— SET PROBLEM —
Your task is to transcribe the records exactly, skipping every image.
►
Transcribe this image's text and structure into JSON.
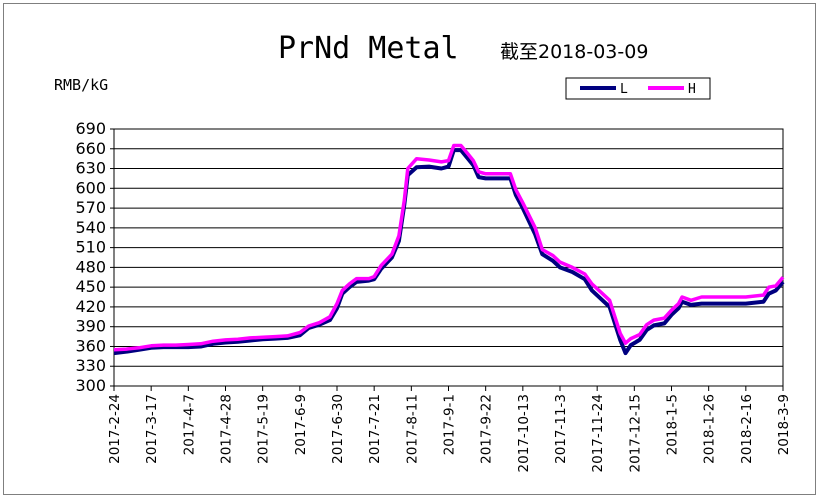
{
  "chart_data": {
    "type": "line",
    "title": "PrNd Metal",
    "subtitle": "截至2018-03-09",
    "ylabel": "RMB/kG",
    "ylim": [
      300,
      690
    ],
    "yticks": [
      "690",
      "660",
      "630",
      "600",
      "570",
      "540",
      "510",
      "480",
      "450",
      "420",
      "390",
      "360",
      "330",
      "300"
    ],
    "grid": true,
    "legend_position": "top-right",
    "xticks": [
      "2017-2-24",
      "2017-3-17",
      "2017-4-7",
      "2017-4-28",
      "2017-5-19",
      "2017-6-9",
      "2017-6-30",
      "2017-7-21",
      "2017-8-11",
      "2017-9-1",
      "2017-9-22",
      "2017-10-13",
      "2017-11-3",
      "2017-11-24",
      "2017-12-15",
      "2018-1-5",
      "2018-1-26",
      "2018-2-16",
      "2018-3-9"
    ],
    "series": [
      {
        "name": "L",
        "color": "#000080",
        "points": [
          [
            "2017-02-24",
            350
          ],
          [
            "2017-03-03",
            352
          ],
          [
            "2017-03-10",
            355
          ],
          [
            "2017-03-17",
            358
          ],
          [
            "2017-03-24",
            359
          ],
          [
            "2017-03-31",
            359
          ],
          [
            "2017-04-07",
            359
          ],
          [
            "2017-04-14",
            360
          ],
          [
            "2017-04-21",
            364
          ],
          [
            "2017-04-28",
            366
          ],
          [
            "2017-05-05",
            367
          ],
          [
            "2017-05-12",
            369
          ],
          [
            "2017-05-19",
            371
          ],
          [
            "2017-05-26",
            372
          ],
          [
            "2017-06-02",
            373
          ],
          [
            "2017-06-09",
            377
          ],
          [
            "2017-06-14",
            388
          ],
          [
            "2017-06-20",
            393
          ],
          [
            "2017-06-26",
            400
          ],
          [
            "2017-06-30",
            418
          ],
          [
            "2017-07-03",
            440
          ],
          [
            "2017-07-07",
            450
          ],
          [
            "2017-07-11",
            458
          ],
          [
            "2017-07-18",
            460
          ],
          [
            "2017-07-21",
            462
          ],
          [
            "2017-07-25",
            478
          ],
          [
            "2017-07-31",
            495
          ],
          [
            "2017-08-04",
            520
          ],
          [
            "2017-08-07",
            575
          ],
          [
            "2017-08-09",
            620
          ],
          [
            "2017-08-14",
            632
          ],
          [
            "2017-08-21",
            633
          ],
          [
            "2017-08-28",
            630
          ],
          [
            "2017-09-01",
            633
          ],
          [
            "2017-09-04",
            658
          ],
          [
            "2017-09-08",
            658
          ],
          [
            "2017-09-12",
            645
          ],
          [
            "2017-09-15",
            635
          ],
          [
            "2017-09-18",
            617
          ],
          [
            "2017-09-22",
            615
          ],
          [
            "2017-10-01",
            615
          ],
          [
            "2017-10-06",
            615
          ],
          [
            "2017-10-09",
            590
          ],
          [
            "2017-10-13",
            570
          ],
          [
            "2017-10-20",
            530
          ],
          [
            "2017-10-24",
            500
          ],
          [
            "2017-10-30",
            490
          ],
          [
            "2017-11-03",
            480
          ],
          [
            "2017-11-10",
            473
          ],
          [
            "2017-11-17",
            462
          ],
          [
            "2017-11-21",
            445
          ],
          [
            "2017-11-27",
            430
          ],
          [
            "2017-12-01",
            420
          ],
          [
            "2017-12-04",
            395
          ],
          [
            "2017-12-07",
            370
          ],
          [
            "2017-12-10",
            350
          ],
          [
            "2017-12-13",
            362
          ],
          [
            "2017-12-18",
            370
          ],
          [
            "2017-12-22",
            385
          ],
          [
            "2017-12-26",
            392
          ],
          [
            "2018-01-01",
            395
          ],
          [
            "2018-01-05",
            408
          ],
          [
            "2018-01-09",
            418
          ],
          [
            "2018-01-11",
            428
          ],
          [
            "2018-01-16",
            423
          ],
          [
            "2018-01-22",
            425
          ],
          [
            "2018-01-26",
            425
          ],
          [
            "2018-02-16",
            425
          ],
          [
            "2018-02-26",
            428
          ],
          [
            "2018-03-01",
            440
          ],
          [
            "2018-03-05",
            445
          ],
          [
            "2018-03-09",
            458
          ]
        ]
      },
      {
        "name": "H",
        "color": "#ff00ff",
        "points": [
          [
            "2017-02-24",
            355
          ],
          [
            "2017-03-03",
            356
          ],
          [
            "2017-03-10",
            358
          ],
          [
            "2017-03-17",
            361
          ],
          [
            "2017-03-24",
            362
          ],
          [
            "2017-03-31",
            362
          ],
          [
            "2017-04-07",
            363
          ],
          [
            "2017-04-14",
            364
          ],
          [
            "2017-04-21",
            368
          ],
          [
            "2017-04-28",
            370
          ],
          [
            "2017-05-05",
            371
          ],
          [
            "2017-05-12",
            373
          ],
          [
            "2017-05-19",
            374
          ],
          [
            "2017-05-26",
            375
          ],
          [
            "2017-06-02",
            376
          ],
          [
            "2017-06-09",
            381
          ],
          [
            "2017-06-14",
            391
          ],
          [
            "2017-06-20",
            396
          ],
          [
            "2017-06-26",
            405
          ],
          [
            "2017-06-30",
            425
          ],
          [
            "2017-07-03",
            445
          ],
          [
            "2017-07-07",
            455
          ],
          [
            "2017-07-11",
            463
          ],
          [
            "2017-07-18",
            463
          ],
          [
            "2017-07-21",
            466
          ],
          [
            "2017-07-25",
            483
          ],
          [
            "2017-07-31",
            500
          ],
          [
            "2017-08-04",
            528
          ],
          [
            "2017-08-07",
            582
          ],
          [
            "2017-08-09",
            630
          ],
          [
            "2017-08-14",
            645
          ],
          [
            "2017-08-21",
            643
          ],
          [
            "2017-08-28",
            640
          ],
          [
            "2017-09-01",
            642
          ],
          [
            "2017-09-04",
            665
          ],
          [
            "2017-09-08",
            665
          ],
          [
            "2017-09-12",
            652
          ],
          [
            "2017-09-15",
            642
          ],
          [
            "2017-09-18",
            625
          ],
          [
            "2017-09-22",
            622
          ],
          [
            "2017-10-01",
            622
          ],
          [
            "2017-10-06",
            622
          ],
          [
            "2017-10-09",
            598
          ],
          [
            "2017-10-13",
            578
          ],
          [
            "2017-10-20",
            540
          ],
          [
            "2017-10-24",
            507
          ],
          [
            "2017-10-30",
            498
          ],
          [
            "2017-11-03",
            488
          ],
          [
            "2017-11-10",
            480
          ],
          [
            "2017-11-17",
            470
          ],
          [
            "2017-11-21",
            455
          ],
          [
            "2017-11-27",
            440
          ],
          [
            "2017-12-01",
            430
          ],
          [
            "2017-12-04",
            405
          ],
          [
            "2017-12-07",
            380
          ],
          [
            "2017-12-10",
            365
          ],
          [
            "2017-12-13",
            372
          ],
          [
            "2017-12-18",
            378
          ],
          [
            "2017-12-22",
            393
          ],
          [
            "2017-12-26",
            400
          ],
          [
            "2018-01-01",
            403
          ],
          [
            "2018-01-05",
            415
          ],
          [
            "2018-01-09",
            425
          ],
          [
            "2018-01-11",
            435
          ],
          [
            "2018-01-16",
            430
          ],
          [
            "2018-01-22",
            435
          ],
          [
            "2018-01-26",
            435
          ],
          [
            "2018-02-16",
            435
          ],
          [
            "2018-02-26",
            438
          ],
          [
            "2018-03-01",
            450
          ],
          [
            "2018-03-05",
            452
          ],
          [
            "2018-03-09",
            465
          ]
        ]
      }
    ]
  }
}
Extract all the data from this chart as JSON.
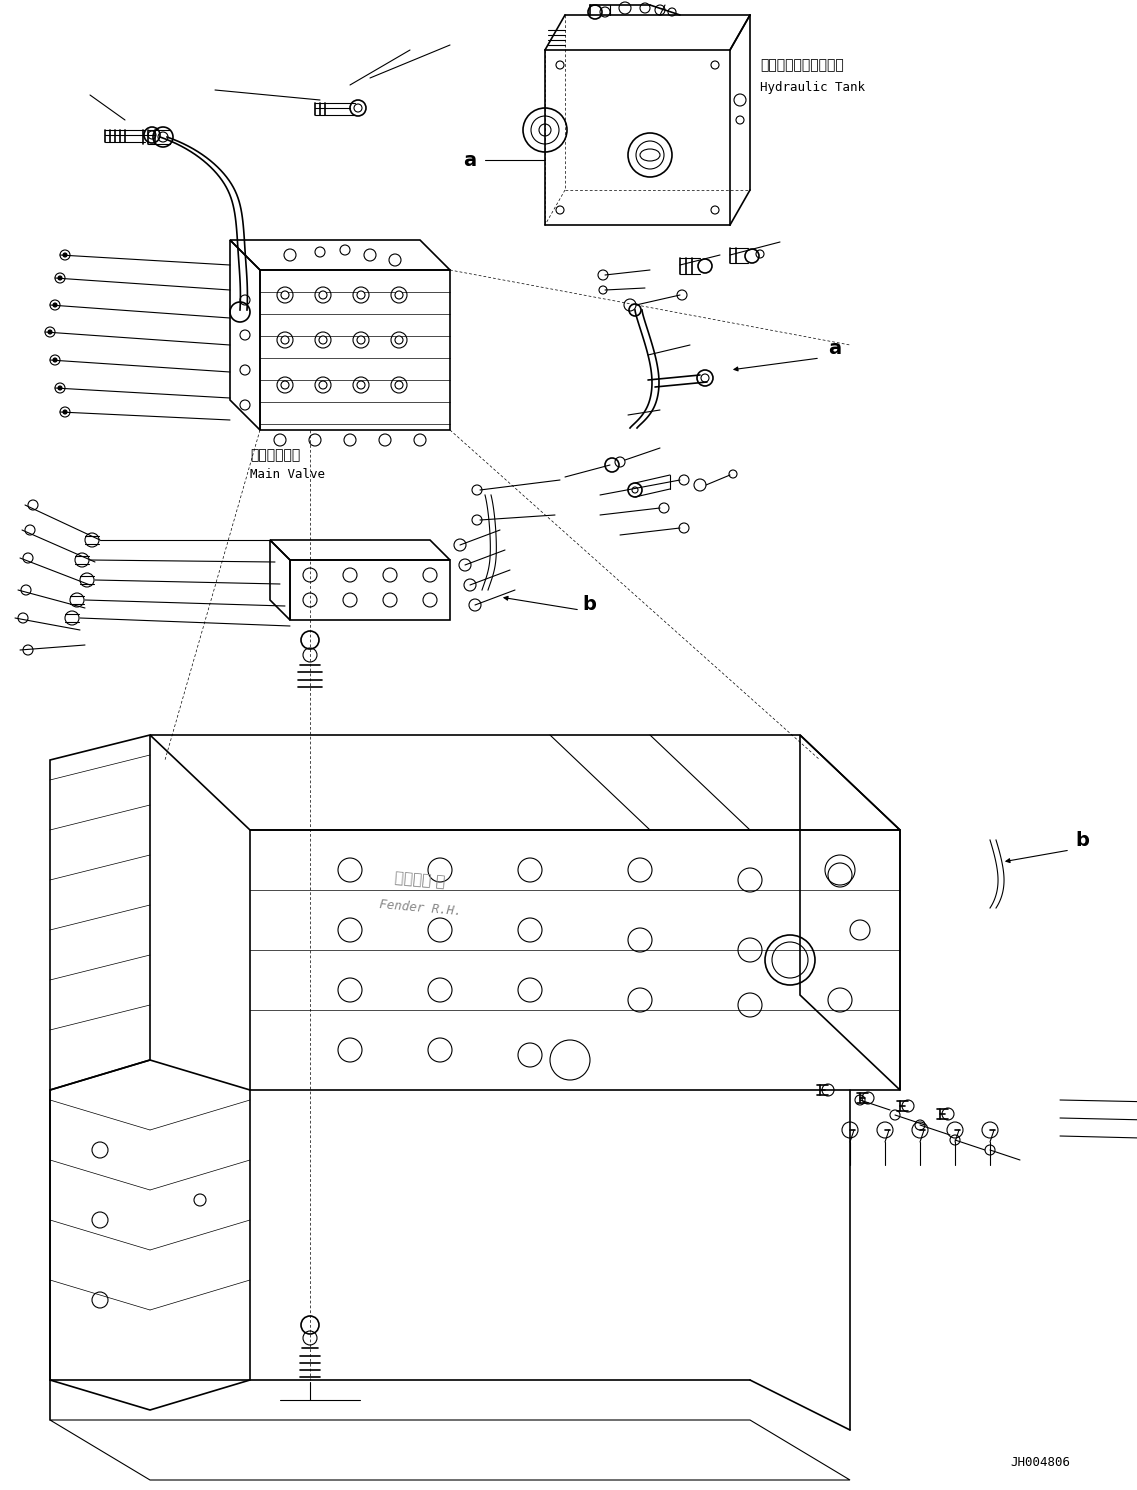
◄
— FULL OUTPUT —
Transcribe this image's text and structure into JSON.
{
  "chart_data": {
    "type": "line",
    "title": "PrNd Metal",
    "subtitle": "截至2018-03-09",
    "ylabel": "RMB/kG",
    "ylim": [
      300,
      690
    ],
    "yticks": [
      "690",
      "660",
      "630",
      "600",
      "570",
      "540",
      "510",
      "480",
      "450",
      "420",
      "390",
      "360",
      "330",
      "300"
    ],
    "grid": true,
    "legend_position": "top-right",
    "xticks": [
      "2017-2-24",
      "2017-3-17",
      "2017-4-7",
      "2017-4-28",
      "2017-5-19",
      "2017-6-9",
      "2017-6-30",
      "2017-7-21",
      "2017-8-11",
      "2017-9-1",
      "2017-9-22",
      "2017-10-13",
      "2017-11-3",
      "2017-11-24",
      "2017-12-15",
      "2018-1-5",
      "2018-1-26",
      "2018-2-16",
      "2018-3-9"
    ],
    "series": [
      {
        "name": "L",
        "color": "#000080",
        "points": [
          [
            "2017-02-24",
            350
          ],
          [
            "2017-03-03",
            352
          ],
          [
            "2017-03-10",
            355
          ],
          [
            "2017-03-17",
            358
          ],
          [
            "2017-03-24",
            359
          ],
          [
            "2017-03-31",
            359
          ],
          [
            "2017-04-07",
            359
          ],
          [
            "2017-04-14",
            360
          ],
          [
            "2017-04-21",
            364
          ],
          [
            "2017-04-28",
            366
          ],
          [
            "2017-05-05",
            367
          ],
          [
            "2017-05-12",
            369
          ],
          [
            "2017-05-19",
            371
          ],
          [
            "2017-05-26",
            372
          ],
          [
            "2017-06-02",
            373
          ],
          [
            "2017-06-09",
            377
          ],
          [
            "2017-06-14",
            388
          ],
          [
            "2017-06-20",
            393
          ],
          [
            "2017-06-26",
            400
          ],
          [
            "2017-06-30",
            418
          ],
          [
            "2017-07-03",
            440
          ],
          [
            "2017-07-07",
            450
          ],
          [
            "2017-07-11",
            458
          ],
          [
            "2017-07-18",
            460
          ],
          [
            "2017-07-21",
            462
          ],
          [
            "2017-07-25",
            478
          ],
          [
            "2017-07-31",
            495
          ],
          [
            "2017-08-04",
            520
          ],
          [
            "2017-08-07",
            575
          ],
          [
            "2017-08-09",
            620
          ],
          [
            "2017-08-14",
            632
          ],
          [
            "2017-08-21",
            633
          ],
          [
            "2017-08-28",
            630
          ],
          [
            "2017-09-01",
            633
          ],
          [
            "2017-09-04",
            658
          ],
          [
            "2017-09-08",
            658
          ],
          [
            "2017-09-12",
            645
          ],
          [
            "2017-09-15",
            635
          ],
          [
            "2017-09-18",
            617
          ],
          [
            "2017-09-22",
            615
          ],
          [
            "2017-10-01",
            615
          ],
          [
            "2017-10-06",
            615
          ],
          [
            "2017-10-09",
            590
          ],
          [
            "2017-10-13",
            570
          ],
          [
            "2017-10-20",
            530
          ],
          [
            "2017-10-24",
            500
          ],
          [
            "2017-10-30",
            490
          ],
          [
            "2017-11-03",
            480
          ],
          [
            "2017-11-10",
            473
          ],
          [
            "2017-11-17",
            462
          ],
          [
            "2017-11-21",
            445
          ],
          [
            "2017-11-27",
            430
          ],
          [
            "2017-12-01",
            420
          ],
          [
            "2017-12-04",
            395
          ],
          [
            "2017-12-07",
            370
          ],
          [
            "2017-12-10",
            350
          ],
          [
            "2017-12-13",
            362
          ],
          [
            "2017-12-18",
            370
          ],
          [
            "2017-12-22",
            385
          ],
          [
            "2017-12-26",
            392
          ],
          [
            "2018-01-01",
            395
          ],
          [
            "2018-01-05",
            408
          ],
          [
            "2018-01-09",
            418
          ],
          [
            "2018-01-11",
            428
          ],
          [
            "2018-01-16",
            423
          ],
          [
            "2018-01-22",
            425
          ],
          [
            "2018-01-26",
            425
          ],
          [
            "2018-02-16",
            425
          ],
          [
            "2018-02-26",
            428
          ],
          [
            "2018-03-01",
            440
          ],
          [
            "2018-03-05",
            445
          ],
          [
            "2018-03-09",
            458
          ]
        ]
      },
      {
        "name": "H",
        "color": "#ff00ff",
        "points": [
          [
            "2017-02-24",
            355
          ],
          [
            "2017-03-03",
            356
          ],
          [
            "2017-03-10",
            358
          ],
          [
            "2017-03-17",
            361
          ],
          [
            "2017-03-24",
            362
          ],
          [
            "2017-03-31",
            362
          ],
          [
            "2017-04-07",
            363
          ],
          [
            "2017-04-14",
            364
          ],
          [
            "2017-04-21",
            368
          ],
          [
            "2017-04-28",
            370
          ],
          [
            "2017-05-05",
            371
          ],
          [
            "2017-05-12",
            373
          ],
          [
            "2017-05-19",
            374
          ],
          [
            "2017-05-26",
            375
          ],
          [
            "2017-06-02",
            376
          ],
          [
            "2017-06-09",
            381
          ],
          [
            "2017-06-14",
            391
          ],
          [
            "2017-06-20",
            396
          ],
          [
            "2017-06-26",
            405
          ],
          [
            "2017-06-30",
            425
          ],
          [
            "2017-07-03",
            445
          ],
          [
            "2017-07-07",
            455
          ],
          [
            "2017-07-11",
            463
          ],
          [
            "2017-07-18",
            463
          ],
          [
            "2017-07-21",
            466
          ],
          [
            "2017-07-25",
            483
          ],
          [
            "2017-07-31",
            500
          ],
          [
            "2017-08-04",
            528
          ],
          [
            "2017-08-07",
            582
          ],
          [
            "2017-08-09",
            630
          ],
          [
            "2017-08-14",
            645
          ],
          [
            "2017-08-21",
            643
          ],
          [
            "2017-08-28",
            640
          ],
          [
            "2017-09-01",
            642
          ],
          [
            "2017-09-04",
            665
          ],
          [
            "2017-09-08",
            665
          ],
          [
            "2017-09-12",
            652
          ],
          [
            "2017-09-15",
            642
          ],
          [
            "2017-09-18",
            625
          ],
          [
            "2017-09-22",
            622
          ],
          [
            "2017-10-01",
            622
          ],
          [
            "2017-10-06",
            622
          ],
          [
            "2017-10-09",
            598
          ],
          [
            "2017-10-13",
            578
          ],
          [
            "2017-10-20",
            540
          ],
          [
            "2017-10-24",
            507
          ],
          [
            "2017-10-30",
            498
          ],
          [
            "2017-11-03",
            488
          ],
          [
            "2017-11-10",
            480
          ],
          [
            "2017-11-17",
            470
          ],
          [
            "2017-11-21",
            455
          ],
          [
            "2017-11-27",
            440
          ],
          [
            "2017-12-01",
            430
          ],
          [
            "2017-12-04",
            405
          ],
          [
            "2017-12-07",
            380
          ],
          [
            "2017-12-10",
            365
          ],
          [
            "2017-12-13",
            372
          ],
          [
            "2017-12-18",
            378
          ],
          [
            "2017-12-22",
            393
          ],
          [
            "2017-12-26",
            400
          ],
          [
            "2018-01-01",
            403
          ],
          [
            "2018-01-05",
            415
          ],
          [
            "2018-01-09",
            425
          ],
          [
            "2018-01-11",
            435
          ],
          [
            "2018-01-16",
            430
          ],
          [
            "2018-01-22",
            435
          ],
          [
            "2018-01-26",
            435
          ],
          [
            "2018-02-16",
            435
          ],
          [
            "2018-02-26",
            438
          ],
          [
            "2018-03-01",
            450
          ],
          [
            "2018-03-05",
            452
          ],
          [
            "2018-03-09",
            465
          ]
        ]
      }
    ]
  }
}
Extract all the data from this chart as JSON.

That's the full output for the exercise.